* [What is being asked]:
Return all of the data exactly as given.

— Start —

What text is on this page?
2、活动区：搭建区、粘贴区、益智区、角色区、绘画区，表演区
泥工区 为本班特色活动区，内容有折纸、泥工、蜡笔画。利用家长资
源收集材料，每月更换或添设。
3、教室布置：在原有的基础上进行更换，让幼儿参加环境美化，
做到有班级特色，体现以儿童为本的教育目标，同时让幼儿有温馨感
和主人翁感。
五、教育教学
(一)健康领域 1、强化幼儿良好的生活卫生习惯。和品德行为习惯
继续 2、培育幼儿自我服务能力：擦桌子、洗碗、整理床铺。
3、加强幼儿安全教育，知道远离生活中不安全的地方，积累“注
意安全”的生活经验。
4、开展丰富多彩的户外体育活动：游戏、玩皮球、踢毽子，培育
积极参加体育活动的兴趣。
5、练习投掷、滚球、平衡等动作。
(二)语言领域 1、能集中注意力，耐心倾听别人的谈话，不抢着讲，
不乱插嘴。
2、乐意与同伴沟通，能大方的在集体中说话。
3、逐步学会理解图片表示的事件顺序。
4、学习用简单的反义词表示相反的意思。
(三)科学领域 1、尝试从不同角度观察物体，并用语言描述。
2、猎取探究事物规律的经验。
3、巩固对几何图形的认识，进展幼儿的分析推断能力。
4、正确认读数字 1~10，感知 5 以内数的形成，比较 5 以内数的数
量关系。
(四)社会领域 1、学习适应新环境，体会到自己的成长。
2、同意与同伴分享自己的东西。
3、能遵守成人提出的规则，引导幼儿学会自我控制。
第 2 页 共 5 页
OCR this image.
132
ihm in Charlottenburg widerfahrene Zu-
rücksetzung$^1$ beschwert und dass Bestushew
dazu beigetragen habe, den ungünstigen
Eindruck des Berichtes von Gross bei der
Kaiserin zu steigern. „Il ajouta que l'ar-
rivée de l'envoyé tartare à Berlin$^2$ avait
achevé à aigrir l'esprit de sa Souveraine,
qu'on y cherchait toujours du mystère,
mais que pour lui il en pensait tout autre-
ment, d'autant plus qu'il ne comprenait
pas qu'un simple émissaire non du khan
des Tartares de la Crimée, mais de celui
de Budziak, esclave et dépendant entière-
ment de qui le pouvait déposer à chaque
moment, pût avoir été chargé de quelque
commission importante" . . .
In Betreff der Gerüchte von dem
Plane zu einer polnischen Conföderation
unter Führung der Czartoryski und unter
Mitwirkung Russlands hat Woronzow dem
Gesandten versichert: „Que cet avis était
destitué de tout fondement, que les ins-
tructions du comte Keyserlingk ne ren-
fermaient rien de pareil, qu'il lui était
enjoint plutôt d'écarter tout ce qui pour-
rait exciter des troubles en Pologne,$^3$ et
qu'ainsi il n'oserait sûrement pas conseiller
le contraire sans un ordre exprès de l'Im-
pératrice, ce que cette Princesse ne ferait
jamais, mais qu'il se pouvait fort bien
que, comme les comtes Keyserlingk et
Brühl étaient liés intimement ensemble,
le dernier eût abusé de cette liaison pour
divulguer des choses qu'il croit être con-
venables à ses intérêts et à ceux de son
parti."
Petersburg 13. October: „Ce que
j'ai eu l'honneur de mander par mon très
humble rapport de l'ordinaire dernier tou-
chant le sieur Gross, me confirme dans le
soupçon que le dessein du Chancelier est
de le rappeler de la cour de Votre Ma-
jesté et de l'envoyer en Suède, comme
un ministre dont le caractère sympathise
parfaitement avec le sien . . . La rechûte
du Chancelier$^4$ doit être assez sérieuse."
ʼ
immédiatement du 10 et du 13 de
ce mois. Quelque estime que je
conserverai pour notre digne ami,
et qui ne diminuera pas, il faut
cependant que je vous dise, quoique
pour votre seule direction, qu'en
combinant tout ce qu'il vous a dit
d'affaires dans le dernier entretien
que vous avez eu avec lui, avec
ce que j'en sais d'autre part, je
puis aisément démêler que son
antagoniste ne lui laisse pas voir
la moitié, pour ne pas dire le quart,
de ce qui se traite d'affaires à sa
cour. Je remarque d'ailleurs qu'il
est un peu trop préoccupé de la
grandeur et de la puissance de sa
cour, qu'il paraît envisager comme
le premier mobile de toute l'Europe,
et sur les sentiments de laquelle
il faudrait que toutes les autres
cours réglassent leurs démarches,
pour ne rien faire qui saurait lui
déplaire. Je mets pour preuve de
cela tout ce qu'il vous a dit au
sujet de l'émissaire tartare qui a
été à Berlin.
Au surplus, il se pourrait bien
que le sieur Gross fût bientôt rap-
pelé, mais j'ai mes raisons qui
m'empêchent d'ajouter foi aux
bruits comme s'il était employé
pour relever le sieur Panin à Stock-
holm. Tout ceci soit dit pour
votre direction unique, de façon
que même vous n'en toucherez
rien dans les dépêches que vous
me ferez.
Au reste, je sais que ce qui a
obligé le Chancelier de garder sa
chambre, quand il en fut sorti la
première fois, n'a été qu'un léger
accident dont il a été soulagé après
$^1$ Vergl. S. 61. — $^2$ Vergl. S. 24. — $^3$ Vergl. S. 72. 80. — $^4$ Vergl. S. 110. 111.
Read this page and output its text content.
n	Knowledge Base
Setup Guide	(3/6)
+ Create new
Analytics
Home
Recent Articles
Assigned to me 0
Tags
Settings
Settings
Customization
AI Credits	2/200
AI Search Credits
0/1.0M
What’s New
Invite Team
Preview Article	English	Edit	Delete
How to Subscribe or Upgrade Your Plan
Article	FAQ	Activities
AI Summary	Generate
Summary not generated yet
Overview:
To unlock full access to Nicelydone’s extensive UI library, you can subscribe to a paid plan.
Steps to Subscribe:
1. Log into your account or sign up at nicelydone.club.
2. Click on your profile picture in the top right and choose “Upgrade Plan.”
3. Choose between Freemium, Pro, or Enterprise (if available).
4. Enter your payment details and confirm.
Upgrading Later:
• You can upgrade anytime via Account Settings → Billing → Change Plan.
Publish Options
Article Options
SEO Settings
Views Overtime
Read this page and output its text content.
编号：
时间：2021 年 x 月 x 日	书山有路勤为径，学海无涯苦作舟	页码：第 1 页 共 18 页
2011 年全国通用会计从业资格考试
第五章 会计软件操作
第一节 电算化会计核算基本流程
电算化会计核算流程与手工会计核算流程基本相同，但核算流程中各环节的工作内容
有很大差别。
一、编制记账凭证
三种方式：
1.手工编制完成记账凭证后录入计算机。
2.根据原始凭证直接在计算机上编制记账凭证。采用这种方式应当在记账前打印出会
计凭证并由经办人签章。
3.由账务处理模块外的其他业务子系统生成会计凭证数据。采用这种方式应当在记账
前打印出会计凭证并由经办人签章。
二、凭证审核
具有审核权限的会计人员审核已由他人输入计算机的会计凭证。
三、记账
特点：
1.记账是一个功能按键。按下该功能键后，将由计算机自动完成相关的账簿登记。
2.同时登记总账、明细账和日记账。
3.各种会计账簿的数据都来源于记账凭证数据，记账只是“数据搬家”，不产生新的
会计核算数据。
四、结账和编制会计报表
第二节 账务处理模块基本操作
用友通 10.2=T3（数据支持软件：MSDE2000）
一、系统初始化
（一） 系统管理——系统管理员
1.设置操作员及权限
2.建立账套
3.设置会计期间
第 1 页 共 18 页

— End —

* [Reply to the exercise]:
What text is on this page?
2、活动区：搭建区、粘贴区、益智区、角色区、绘画区，表演区
泥工区 为本班特色活动区，内容有折纸、泥工、蜡笔画。利用家长资
源收集材料，每月更换或添设。
3、教室布置：在原有的基础上进行更换，让幼儿参加环境美化，
做到有班级特色，体现以儿童为本的教育目标，同时让幼儿有温馨感
和主人翁感。
五、教育教学
(一)健康领域 1、强化幼儿良好的生活卫生习惯。和品德行为习惯
继续 2、培育幼儿自我服务能力：擦桌子、洗碗、整理床铺。
3、加强幼儿安全教育，知道远离生活中不安全的地方，积累“注
意安全”的生活经验。
4、开展丰富多彩的户外体育活动：游戏、玩皮球、踢毽子，培育
积极参加体育活动的兴趣。
5、练习投掷、滚球、平衡等动作。
(二)语言领域 1、能集中注意力，耐心倾听别人的谈话，不抢着讲，
不乱插嘴。
2、乐意与同伴沟通，能大方的在集体中说话。
3、逐步学会理解图片表示的事件顺序。
4、学习用简单的反义词表示相反的意思。
(三)科学领域 1、尝试从不同角度观察物体，并用语言描述。
2、猎取探究事物规律的经验。
3、巩固对几何图形的认识，进展幼儿的分析推断能力。
4、正确认读数字 1~10，感知 5 以内数的形成，比较 5 以内数的数
量关系。
(四)社会领域 1、学习适应新环境，体会到自己的成长。
2、同意与同伴分享自己的东西。
3、能遵守成人提出的规则，引导幼儿学会自我控制。
第 2 页 共 5 页
OCR this image.
132
ihm in Charlottenburg widerfahrene Zu-
rücksetzung$^1$ beschwert und dass Bestushew
dazu beigetragen habe, den ungünstigen
Eindruck des Berichtes von Gross bei der
Kaiserin zu steigern. „Il ajouta que l'ar-
rivée de l'envoyé tartare à Berlin$^2$ avait
achevé à aigrir l'esprit de sa Souveraine,
qu'on y cherchait toujours du mystère,
mais que pour lui il en pensait tout autre-
ment, d'autant plus qu'il ne comprenait
pas qu'un simple émissaire non du khan
des Tartares de la Crimée, mais de celui
de Budziak, esclave et dépendant entière-
ment de qui le pouvait déposer à chaque
moment, pût avoir été chargé de quelque
commission importante" . . .
In Betreff der Gerüchte von dem
Plane zu einer polnischen Conföderation
unter Führung der Czartoryski und unter
Mitwirkung Russlands hat Woronzow dem
Gesandten versichert: „Que cet avis était
destitué de tout fondement, que les ins-
tructions du comte Keyserlingk ne ren-
fermaient rien de pareil, qu'il lui était
enjoint plutôt d'écarter tout ce qui pour-
rait exciter des troubles en Pologne,$^3$ et
qu'ainsi il n'oserait sûrement pas conseiller
le contraire sans un ordre exprès de l'Im-
pératrice, ce que cette Princesse ne ferait
jamais, mais qu'il se pouvait fort bien
que, comme les comtes Keyserlingk et
Brühl étaient liés intimement ensemble,
le dernier eût abusé de cette liaison pour
divulguer des choses qu'il croit être con-
venables à ses intérêts et à ceux de son
parti."
Petersburg 13. October: „Ce que
j'ai eu l'honneur de mander par mon très
humble rapport de l'ordinaire dernier tou-
chant le sieur Gross, me confirme dans le
soupçon que le dessein du Chancelier est
de le rappeler de la cour de Votre Ma-
jesté et de l'envoyer en Suède, comme
un ministre dont le caractère sympathise
parfaitement avec le sien . . . La rechûte
du Chancelier$^4$ doit être assez sérieuse."
ʼ
immédiatement du 10 et du 13 de
ce mois. Quelque estime que je
conserverai pour notre digne ami,
et qui ne diminuera pas, il faut
cependant que je vous dise, quoique
pour votre seule direction, qu'en
combinant tout ce qu'il vous a dit
d'affaires dans le dernier entretien
que vous avez eu avec lui, avec
ce que j'en sais d'autre part, je
puis aisément démêler que son
antagoniste ne lui laisse pas voir
la moitié, pour ne pas dire le quart,
de ce qui se traite d'affaires à sa
cour. Je remarque d'ailleurs qu'il
est un peu trop préoccupé de la
grandeur et de la puissance de sa
cour, qu'il paraît envisager comme
le premier mobile de toute l'Europe,
et sur les sentiments de laquelle
il faudrait que toutes les autres
cours réglassent leurs démarches,
pour ne rien faire qui saurait lui
déplaire. Je mets pour preuve de
cela tout ce qu'il vous a dit au
sujet de l'émissaire tartare qui a
été à Berlin.
Au surplus, il se pourrait bien
que le sieur Gross fût bientôt rap-
pelé, mais j'ai mes raisons qui
m'empêchent d'ajouter foi aux
bruits comme s'il était employé
pour relever le sieur Panin à Stock-
holm. Tout ceci soit dit pour
votre direction unique, de façon
que même vous n'en toucherez
rien dans les dépêches que vous
me ferez.
Au reste, je sais que ce qui a
obligé le Chancelier de garder sa
chambre, quand il en fut sorti la
première fois, n'a été qu'un léger
accident dont il a été soulagé après
$^1$ Vergl. S. 61. — $^2$ Vergl. S. 24. — $^3$ Vergl. S. 72. 80. — $^4$ Vergl. S. 110. 111.
Read this page and output its text content.
n	Knowledge Base
Setup Guide	(3/6)
+ Create new
Analytics
Home
Recent Articles
Assigned to me 0
Tags
Settings
Settings
Customization
AI Credits	2/200
AI Search Credits
0/1.0M
What’s New
Invite Team
Preview Article	English	Edit	Delete
How to Subscribe or Upgrade Your Plan
Article	FAQ	Activities
AI Summary	Generate
Summary not generated yet
Overview:
To unlock full access to Nicelydone’s extensive UI library, you can subscribe to a paid plan.
Steps to Subscribe:
1. Log into your account or sign up at nicelydone.club.
2. Click on your profile picture in the top right and choose “Upgrade Plan.”
3. Choose between Freemium, Pro, or Enterprise (if available).
4. Enter your payment details and confirm.
Upgrading Later:
• You can upgrade anytime via Account Settings → Billing → Change Plan.
Publish Options
Article Options
SEO Settings
Views Overtime
Read this page and output its text content.
编号：
时间：2021 年 x 月 x 日	书山有路勤为径，学海无涯苦作舟	页码：第 1 页 共 18 页
2011 年全国通用会计从业资格考试
第五章 会计软件操作
第一节 电算化会计核算基本流程
电算化会计核算流程与手工会计核算流程基本相同，但核算流程中各环节的工作内容
有很大差别。
一、编制记账凭证
三种方式：
1.手工编制完成记账凭证后录入计算机。
2.根据原始凭证直接在计算机上编制记账凭证。采用这种方式应当在记账前打印出会
计凭证并由经办人签章。
3.由账务处理模块外的其他业务子系统生成会计凭证数据。采用这种方式应当在记账
前打印出会计凭证并由经办人签章。
二、凭证审核
具有审核权限的会计人员审核已由他人输入计算机的会计凭证。
三、记账
特点：
1.记账是一个功能按键。按下该功能键后，将由计算机自动完成相关的账簿登记。
2.同时登记总账、明细账和日记账。
3.各种会计账簿的数据都来源于记账凭证数据，记账只是“数据搬家”，不产生新的
会计核算数据。
四、结账和编制会计报表
第二节 账务处理模块基本操作
用友通 10.2=T3（数据支持软件：MSDE2000）
一、系统初始化
（一） 系统管理——系统管理员
1.设置操作员及权限
2.建立账套
3.设置会计期间
第 1 页 共 18 页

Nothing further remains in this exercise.